(Element location data)
⁂
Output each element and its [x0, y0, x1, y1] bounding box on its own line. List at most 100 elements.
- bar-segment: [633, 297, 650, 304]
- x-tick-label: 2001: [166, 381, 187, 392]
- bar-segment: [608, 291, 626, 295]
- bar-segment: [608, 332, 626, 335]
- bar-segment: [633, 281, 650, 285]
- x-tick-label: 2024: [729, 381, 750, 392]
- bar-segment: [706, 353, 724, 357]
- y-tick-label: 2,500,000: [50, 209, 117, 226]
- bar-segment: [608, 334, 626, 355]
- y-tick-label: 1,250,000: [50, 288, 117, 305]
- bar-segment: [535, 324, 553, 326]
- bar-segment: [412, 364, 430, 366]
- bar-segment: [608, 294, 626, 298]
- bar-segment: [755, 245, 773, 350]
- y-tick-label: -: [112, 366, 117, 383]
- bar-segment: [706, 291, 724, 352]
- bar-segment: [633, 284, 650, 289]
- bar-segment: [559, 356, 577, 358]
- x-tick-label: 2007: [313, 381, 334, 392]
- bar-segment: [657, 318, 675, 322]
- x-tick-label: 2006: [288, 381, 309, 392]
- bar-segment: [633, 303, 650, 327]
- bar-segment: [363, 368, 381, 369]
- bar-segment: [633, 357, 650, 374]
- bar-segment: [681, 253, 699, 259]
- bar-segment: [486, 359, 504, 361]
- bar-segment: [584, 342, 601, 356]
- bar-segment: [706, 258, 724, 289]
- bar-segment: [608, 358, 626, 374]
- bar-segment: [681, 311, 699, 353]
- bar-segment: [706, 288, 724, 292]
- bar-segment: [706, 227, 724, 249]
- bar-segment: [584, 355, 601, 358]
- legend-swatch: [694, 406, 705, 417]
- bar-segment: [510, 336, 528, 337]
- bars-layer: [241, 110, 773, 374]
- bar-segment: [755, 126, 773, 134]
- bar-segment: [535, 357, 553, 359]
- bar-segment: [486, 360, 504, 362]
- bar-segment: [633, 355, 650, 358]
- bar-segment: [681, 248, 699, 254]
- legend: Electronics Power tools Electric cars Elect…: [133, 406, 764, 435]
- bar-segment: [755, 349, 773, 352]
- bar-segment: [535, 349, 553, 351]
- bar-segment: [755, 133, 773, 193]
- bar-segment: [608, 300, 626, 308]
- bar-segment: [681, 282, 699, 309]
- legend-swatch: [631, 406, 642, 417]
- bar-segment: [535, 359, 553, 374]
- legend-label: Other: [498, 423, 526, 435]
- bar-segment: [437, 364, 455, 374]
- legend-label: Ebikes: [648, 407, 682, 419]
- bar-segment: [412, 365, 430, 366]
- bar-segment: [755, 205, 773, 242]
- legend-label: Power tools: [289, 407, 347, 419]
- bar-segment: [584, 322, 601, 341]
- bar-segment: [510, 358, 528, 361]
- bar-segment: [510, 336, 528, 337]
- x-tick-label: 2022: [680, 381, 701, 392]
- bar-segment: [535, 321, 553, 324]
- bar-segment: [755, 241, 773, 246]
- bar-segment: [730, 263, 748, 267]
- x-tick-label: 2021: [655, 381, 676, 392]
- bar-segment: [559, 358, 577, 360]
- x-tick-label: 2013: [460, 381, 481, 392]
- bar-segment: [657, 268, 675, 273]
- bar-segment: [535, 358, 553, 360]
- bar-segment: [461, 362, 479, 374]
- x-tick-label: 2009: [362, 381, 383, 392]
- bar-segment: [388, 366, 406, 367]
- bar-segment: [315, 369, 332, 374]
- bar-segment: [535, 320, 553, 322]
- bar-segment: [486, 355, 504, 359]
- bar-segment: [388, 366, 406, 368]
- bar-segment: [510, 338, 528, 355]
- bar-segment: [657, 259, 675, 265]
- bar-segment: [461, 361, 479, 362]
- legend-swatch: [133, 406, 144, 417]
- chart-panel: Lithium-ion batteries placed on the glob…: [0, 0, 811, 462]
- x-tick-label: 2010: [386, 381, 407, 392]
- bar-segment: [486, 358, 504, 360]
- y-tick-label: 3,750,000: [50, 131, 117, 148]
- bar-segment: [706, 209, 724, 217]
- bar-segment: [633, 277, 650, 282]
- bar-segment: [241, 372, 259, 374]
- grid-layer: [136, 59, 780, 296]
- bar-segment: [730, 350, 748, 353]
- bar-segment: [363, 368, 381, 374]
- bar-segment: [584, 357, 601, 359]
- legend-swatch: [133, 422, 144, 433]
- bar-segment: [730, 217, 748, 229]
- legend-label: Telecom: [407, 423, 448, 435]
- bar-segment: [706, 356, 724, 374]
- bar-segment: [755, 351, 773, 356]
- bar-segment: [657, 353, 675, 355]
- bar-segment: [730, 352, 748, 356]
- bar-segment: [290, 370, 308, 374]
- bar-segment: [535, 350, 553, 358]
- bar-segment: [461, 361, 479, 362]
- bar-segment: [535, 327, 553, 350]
⁂
• [Problem to solve] Return the listing above verbatim, every line in its original order and with no changes.

• [Problem solution]
Output each element and its [x0, y0, x1, y1] bounding box on its own line. List at most 100 elements.
- bar-segment: [633, 297, 650, 304]
- x-tick-label: 2001: [166, 381, 187, 392]
- bar-segment: [608, 291, 626, 295]
- bar-segment: [608, 332, 626, 335]
- bar-segment: [633, 281, 650, 285]
- x-tick-label: 2024: [729, 381, 750, 392]
- bar-segment: [706, 353, 724, 357]
- y-tick-label: 2,500,000: [50, 209, 117, 226]
- bar-segment: [608, 334, 626, 355]
- y-tick-label: 1,250,000: [50, 288, 117, 305]
- bar-segment: [535, 324, 553, 326]
- bar-segment: [412, 364, 430, 366]
- bar-segment: [608, 294, 626, 298]
- bar-segment: [755, 245, 773, 350]
- y-tick-label: -: [112, 366, 117, 383]
- bar-segment: [706, 291, 724, 352]
- bar-segment: [633, 284, 650, 289]
- bar-segment: [559, 356, 577, 358]
- x-tick-label: 2007: [313, 381, 334, 392]
- bar-segment: [657, 318, 675, 322]
- x-tick-label: 2006: [288, 381, 309, 392]
- bar-segment: [633, 303, 650, 327]
- bar-segment: [363, 368, 381, 369]
- bar-segment: [633, 357, 650, 374]
- bar-segment: [681, 253, 699, 259]
- bar-segment: [486, 359, 504, 361]
- bar-segment: [584, 342, 601, 356]
- bar-segment: [706, 258, 724, 289]
- bar-segment: [608, 358, 626, 374]
- bar-segment: [681, 311, 699, 353]
- bar-segment: [706, 288, 724, 292]
- bar-segment: [706, 227, 724, 249]
- bar-segment: [584, 355, 601, 358]
- legend-swatch: [694, 406, 705, 417]
- bar-segment: [510, 336, 528, 337]
- bars-layer: [241, 110, 773, 374]
- bar-segment: [755, 126, 773, 134]
- bar-segment: [535, 357, 553, 359]
- bar-segment: [486, 360, 504, 362]
- bar-segment: [633, 355, 650, 358]
- bar-segment: [681, 248, 699, 254]
- legend: Electronics Power tools Electric cars Elect…: [133, 406, 764, 435]
- bar-segment: [755, 349, 773, 352]
- bar-segment: [535, 349, 553, 351]
- bar-segment: [755, 133, 773, 193]
- bar-segment: [608, 300, 626, 308]
- bar-segment: [681, 282, 699, 309]
- legend-swatch: [631, 406, 642, 417]
- bar-segment: [535, 359, 553, 374]
- legend-label: Other: [498, 423, 526, 435]
- bar-segment: [437, 364, 455, 374]
- legend-label: Ebikes: [648, 407, 682, 419]
- bar-segment: [412, 365, 430, 366]
- bar-segment: [755, 205, 773, 242]
- legend-label: Power tools: [289, 407, 347, 419]
- bar-segment: [584, 322, 601, 341]
- bar-segment: [510, 358, 528, 361]
- bar-segment: [510, 336, 528, 337]
- x-tick-label: 2022: [680, 381, 701, 392]
- bar-segment: [535, 321, 553, 324]
- bar-segment: [755, 241, 773, 246]
- bar-segment: [730, 263, 748, 267]
- x-tick-label: 2021: [655, 381, 676, 392]
- bar-segment: [559, 358, 577, 360]
- x-tick-label: 2013: [460, 381, 481, 392]
- bar-segment: [657, 268, 675, 273]
- bar-segment: [535, 358, 553, 360]
- bar-segment: [461, 362, 479, 374]
- x-tick-label: 2009: [362, 381, 383, 392]
- bar-segment: [388, 366, 406, 367]
- bar-segment: [315, 369, 332, 374]
- bar-segment: [535, 320, 553, 322]
- bar-segment: [486, 355, 504, 359]
- bar-segment: [388, 366, 406, 368]
- bar-segment: [510, 338, 528, 355]
- bar-segment: [657, 259, 675, 265]
- bar-segment: [461, 361, 479, 362]
- legend-swatch: [133, 406, 144, 417]
- chart-panel: Lithium-ion batteries placed on the glob…: [0, 0, 811, 462]
- x-tick-label: 2010: [386, 381, 407, 392]
- bar-segment: [486, 358, 504, 360]
- y-tick-label: 3,750,000: [50, 131, 117, 148]
- bar-segment: [706, 209, 724, 217]
- bar-segment: [633, 277, 650, 282]
- bar-segment: [241, 372, 259, 374]
- grid-layer: [136, 59, 780, 296]
- bar-segment: [730, 350, 748, 353]
- bar-segment: [363, 368, 381, 374]
- bar-segment: [584, 357, 601, 359]
- legend-swatch: [133, 422, 144, 433]
- bar-segment: [730, 217, 748, 229]
- legend-label: Telecom: [407, 423, 448, 435]
- bar-segment: [706, 356, 724, 374]
- bar-segment: [755, 351, 773, 356]
- bar-segment: [657, 353, 675, 355]
- bar-segment: [730, 352, 748, 356]
- bar-segment: [290, 370, 308, 374]
- bar-segment: [535, 350, 553, 358]
- bar-segment: [461, 361, 479, 362]
- bar-segment: [535, 327, 553, 350]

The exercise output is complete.